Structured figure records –
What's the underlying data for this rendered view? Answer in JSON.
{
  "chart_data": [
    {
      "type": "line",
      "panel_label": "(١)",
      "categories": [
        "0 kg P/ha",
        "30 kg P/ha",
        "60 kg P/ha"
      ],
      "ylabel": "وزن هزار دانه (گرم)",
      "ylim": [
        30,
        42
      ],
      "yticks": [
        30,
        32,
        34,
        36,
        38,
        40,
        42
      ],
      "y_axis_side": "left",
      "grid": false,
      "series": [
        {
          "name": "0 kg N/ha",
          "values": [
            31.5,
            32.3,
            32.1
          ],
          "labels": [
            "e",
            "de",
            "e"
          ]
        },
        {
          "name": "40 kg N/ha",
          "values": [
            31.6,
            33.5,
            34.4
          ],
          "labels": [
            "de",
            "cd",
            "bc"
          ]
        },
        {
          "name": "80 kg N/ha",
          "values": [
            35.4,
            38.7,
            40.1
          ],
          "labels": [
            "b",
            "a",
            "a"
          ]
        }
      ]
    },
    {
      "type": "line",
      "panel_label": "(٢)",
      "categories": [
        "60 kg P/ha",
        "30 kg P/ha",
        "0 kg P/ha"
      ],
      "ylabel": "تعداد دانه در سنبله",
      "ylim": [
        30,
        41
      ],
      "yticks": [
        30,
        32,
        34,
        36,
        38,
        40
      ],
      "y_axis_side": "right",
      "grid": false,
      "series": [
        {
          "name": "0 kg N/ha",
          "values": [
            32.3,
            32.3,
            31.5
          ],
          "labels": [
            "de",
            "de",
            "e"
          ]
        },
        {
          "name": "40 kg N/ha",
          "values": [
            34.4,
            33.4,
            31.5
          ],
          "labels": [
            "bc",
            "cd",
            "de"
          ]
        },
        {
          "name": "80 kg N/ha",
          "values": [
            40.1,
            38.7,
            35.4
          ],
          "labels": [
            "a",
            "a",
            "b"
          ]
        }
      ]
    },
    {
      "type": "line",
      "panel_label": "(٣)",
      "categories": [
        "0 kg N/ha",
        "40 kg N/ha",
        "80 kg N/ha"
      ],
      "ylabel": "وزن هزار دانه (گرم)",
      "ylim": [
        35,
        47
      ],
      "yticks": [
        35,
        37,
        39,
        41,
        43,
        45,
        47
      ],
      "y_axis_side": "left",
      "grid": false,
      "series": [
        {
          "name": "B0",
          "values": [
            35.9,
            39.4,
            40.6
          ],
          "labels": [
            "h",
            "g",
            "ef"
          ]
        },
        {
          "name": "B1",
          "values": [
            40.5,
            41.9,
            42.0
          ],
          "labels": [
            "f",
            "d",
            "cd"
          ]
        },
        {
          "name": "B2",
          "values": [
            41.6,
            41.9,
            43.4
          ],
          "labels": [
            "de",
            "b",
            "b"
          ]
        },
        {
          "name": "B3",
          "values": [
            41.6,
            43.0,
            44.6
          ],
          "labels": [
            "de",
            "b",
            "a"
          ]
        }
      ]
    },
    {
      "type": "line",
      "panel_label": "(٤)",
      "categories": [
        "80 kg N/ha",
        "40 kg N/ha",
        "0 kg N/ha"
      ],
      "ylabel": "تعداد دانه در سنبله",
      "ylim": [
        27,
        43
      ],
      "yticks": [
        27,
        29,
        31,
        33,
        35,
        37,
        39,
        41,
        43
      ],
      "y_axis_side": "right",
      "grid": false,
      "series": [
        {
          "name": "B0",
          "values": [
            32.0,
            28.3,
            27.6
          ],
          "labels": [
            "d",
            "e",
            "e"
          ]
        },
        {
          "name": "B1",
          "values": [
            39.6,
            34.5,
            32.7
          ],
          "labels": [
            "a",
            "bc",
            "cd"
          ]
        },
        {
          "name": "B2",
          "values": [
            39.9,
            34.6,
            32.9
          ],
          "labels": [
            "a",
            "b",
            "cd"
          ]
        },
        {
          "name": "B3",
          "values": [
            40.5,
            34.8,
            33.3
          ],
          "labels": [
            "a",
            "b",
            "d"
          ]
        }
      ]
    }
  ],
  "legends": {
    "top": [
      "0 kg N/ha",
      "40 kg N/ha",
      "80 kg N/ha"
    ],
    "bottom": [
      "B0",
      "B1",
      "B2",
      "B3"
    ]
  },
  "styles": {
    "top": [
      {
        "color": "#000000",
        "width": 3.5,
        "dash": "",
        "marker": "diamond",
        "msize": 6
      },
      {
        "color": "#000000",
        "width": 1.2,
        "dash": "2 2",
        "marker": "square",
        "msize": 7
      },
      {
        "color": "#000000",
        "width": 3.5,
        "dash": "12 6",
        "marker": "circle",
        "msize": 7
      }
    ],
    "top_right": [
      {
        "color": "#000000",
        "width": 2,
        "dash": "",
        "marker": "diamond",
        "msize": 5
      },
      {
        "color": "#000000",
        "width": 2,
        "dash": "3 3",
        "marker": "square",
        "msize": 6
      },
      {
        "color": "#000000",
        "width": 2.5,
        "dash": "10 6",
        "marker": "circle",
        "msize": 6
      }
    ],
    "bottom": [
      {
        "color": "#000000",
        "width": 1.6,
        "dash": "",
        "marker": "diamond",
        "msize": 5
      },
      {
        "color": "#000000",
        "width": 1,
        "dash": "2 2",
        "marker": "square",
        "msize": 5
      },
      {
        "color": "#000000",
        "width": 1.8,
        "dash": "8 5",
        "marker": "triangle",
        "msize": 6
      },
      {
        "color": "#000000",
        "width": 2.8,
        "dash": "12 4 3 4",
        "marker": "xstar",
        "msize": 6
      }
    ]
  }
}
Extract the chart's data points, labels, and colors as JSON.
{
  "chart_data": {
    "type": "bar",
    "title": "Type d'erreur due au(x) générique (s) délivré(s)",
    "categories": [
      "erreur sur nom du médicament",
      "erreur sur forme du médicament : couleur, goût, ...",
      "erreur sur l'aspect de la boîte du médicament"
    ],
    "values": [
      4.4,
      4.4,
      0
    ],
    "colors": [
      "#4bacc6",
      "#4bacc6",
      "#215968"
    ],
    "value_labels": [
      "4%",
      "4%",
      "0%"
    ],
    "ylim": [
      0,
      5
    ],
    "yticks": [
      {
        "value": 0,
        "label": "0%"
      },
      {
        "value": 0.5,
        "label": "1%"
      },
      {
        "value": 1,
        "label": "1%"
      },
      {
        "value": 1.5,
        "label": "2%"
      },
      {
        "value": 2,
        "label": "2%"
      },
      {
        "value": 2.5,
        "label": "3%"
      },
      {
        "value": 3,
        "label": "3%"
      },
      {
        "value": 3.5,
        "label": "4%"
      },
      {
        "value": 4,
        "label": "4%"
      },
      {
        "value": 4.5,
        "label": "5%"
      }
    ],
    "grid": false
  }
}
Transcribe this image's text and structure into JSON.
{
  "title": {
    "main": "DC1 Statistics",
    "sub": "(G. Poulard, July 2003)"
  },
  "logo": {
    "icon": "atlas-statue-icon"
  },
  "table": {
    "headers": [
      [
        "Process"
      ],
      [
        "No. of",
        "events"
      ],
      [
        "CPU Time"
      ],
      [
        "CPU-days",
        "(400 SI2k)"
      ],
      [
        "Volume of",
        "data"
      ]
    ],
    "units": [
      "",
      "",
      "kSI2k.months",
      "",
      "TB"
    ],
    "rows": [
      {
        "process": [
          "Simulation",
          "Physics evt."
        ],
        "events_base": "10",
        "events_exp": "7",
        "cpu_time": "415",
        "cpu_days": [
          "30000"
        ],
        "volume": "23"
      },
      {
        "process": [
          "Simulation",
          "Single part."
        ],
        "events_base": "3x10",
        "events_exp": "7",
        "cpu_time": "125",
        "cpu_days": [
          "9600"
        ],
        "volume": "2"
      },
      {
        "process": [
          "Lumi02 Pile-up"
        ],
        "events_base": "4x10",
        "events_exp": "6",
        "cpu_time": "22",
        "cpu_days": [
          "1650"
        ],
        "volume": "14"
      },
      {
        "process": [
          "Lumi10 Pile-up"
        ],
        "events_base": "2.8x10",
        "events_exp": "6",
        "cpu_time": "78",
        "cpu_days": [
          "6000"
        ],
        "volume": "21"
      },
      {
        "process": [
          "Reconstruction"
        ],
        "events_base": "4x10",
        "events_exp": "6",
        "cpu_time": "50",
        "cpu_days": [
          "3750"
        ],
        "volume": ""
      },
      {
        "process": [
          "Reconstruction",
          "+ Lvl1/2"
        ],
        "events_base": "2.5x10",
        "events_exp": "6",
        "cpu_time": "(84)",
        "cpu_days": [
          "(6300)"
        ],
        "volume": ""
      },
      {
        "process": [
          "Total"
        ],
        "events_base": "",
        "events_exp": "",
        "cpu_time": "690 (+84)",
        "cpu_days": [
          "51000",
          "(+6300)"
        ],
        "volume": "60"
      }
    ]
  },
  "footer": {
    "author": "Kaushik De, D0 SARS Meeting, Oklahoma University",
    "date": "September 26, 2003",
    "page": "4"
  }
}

SET PROBLEM –
Look through the entries above and report each line where the string "title" occurs.

ANSWER TO THE EXERCISE –
    "title": "Type d'erreur due au(x) générique (s) délivré(s)",
  "title": {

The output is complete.